=== PROVIDED MATERIAL ===

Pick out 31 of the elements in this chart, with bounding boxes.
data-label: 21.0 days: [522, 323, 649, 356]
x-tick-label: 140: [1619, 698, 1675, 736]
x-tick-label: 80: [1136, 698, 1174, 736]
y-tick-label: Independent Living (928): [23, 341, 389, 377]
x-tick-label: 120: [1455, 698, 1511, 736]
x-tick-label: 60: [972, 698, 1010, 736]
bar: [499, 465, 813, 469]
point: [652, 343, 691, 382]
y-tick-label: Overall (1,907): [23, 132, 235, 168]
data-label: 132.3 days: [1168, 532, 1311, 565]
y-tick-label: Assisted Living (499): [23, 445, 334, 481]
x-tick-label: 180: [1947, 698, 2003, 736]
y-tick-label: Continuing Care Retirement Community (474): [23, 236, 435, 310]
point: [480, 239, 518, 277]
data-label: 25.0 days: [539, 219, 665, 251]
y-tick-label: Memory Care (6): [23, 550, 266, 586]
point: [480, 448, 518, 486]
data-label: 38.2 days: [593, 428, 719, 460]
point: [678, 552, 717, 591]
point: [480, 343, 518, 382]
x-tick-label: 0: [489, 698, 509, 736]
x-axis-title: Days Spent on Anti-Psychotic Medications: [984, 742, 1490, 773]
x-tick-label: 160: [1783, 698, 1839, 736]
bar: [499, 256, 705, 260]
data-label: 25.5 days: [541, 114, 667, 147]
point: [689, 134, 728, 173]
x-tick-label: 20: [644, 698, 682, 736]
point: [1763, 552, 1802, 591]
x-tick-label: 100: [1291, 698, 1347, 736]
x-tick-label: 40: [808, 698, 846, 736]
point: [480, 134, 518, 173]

===

- **OBJECTIVE**: Please reproduce every row above word for word, with nothing added, dropped or altered.

- **THE OUTPUT**:
Pick out 31 of the elements in this chart, with bounding boxes.
data-label: 21.0 days: [522, 323, 649, 356]
x-tick-label: 140: [1619, 698, 1675, 736]
x-tick-label: 80: [1136, 698, 1174, 736]
y-tick-label: Independent Living (928): [23, 341, 389, 377]
x-tick-label: 120: [1455, 698, 1511, 736]
x-tick-label: 60: [972, 698, 1010, 736]
bar: [499, 465, 813, 469]
point: [652, 343, 691, 382]
y-tick-label: Overall (1,907): [23, 132, 235, 168]
data-label: 132.3 days: [1168, 532, 1311, 565]
y-tick-label: Assisted Living (499): [23, 445, 334, 481]
x-tick-label: 180: [1947, 698, 2003, 736]
y-tick-label: Continuing Care Retirement Community (474): [23, 236, 435, 310]
point: [480, 239, 518, 277]
data-label: 25.0 days: [539, 219, 665, 251]
y-tick-label: Memory Care (6): [23, 550, 266, 586]
point: [480, 448, 518, 486]
data-label: 38.2 days: [593, 428, 719, 460]
point: [678, 552, 717, 591]
point: [480, 343, 518, 382]
x-tick-label: 0: [489, 698, 509, 736]
x-axis-title: Days Spent on Anti-Psychotic Medications: [984, 742, 1490, 773]
x-tick-label: 160: [1783, 698, 1839, 736]
bar: [499, 256, 705, 260]
data-label: 25.5 days: [541, 114, 667, 147]
point: [689, 134, 728, 173]
x-tick-label: 20: [644, 698, 682, 736]
point: [1763, 552, 1802, 591]
x-tick-label: 100: [1291, 698, 1347, 736]
x-tick-label: 40: [808, 698, 846, 736]
point: [480, 134, 518, 173]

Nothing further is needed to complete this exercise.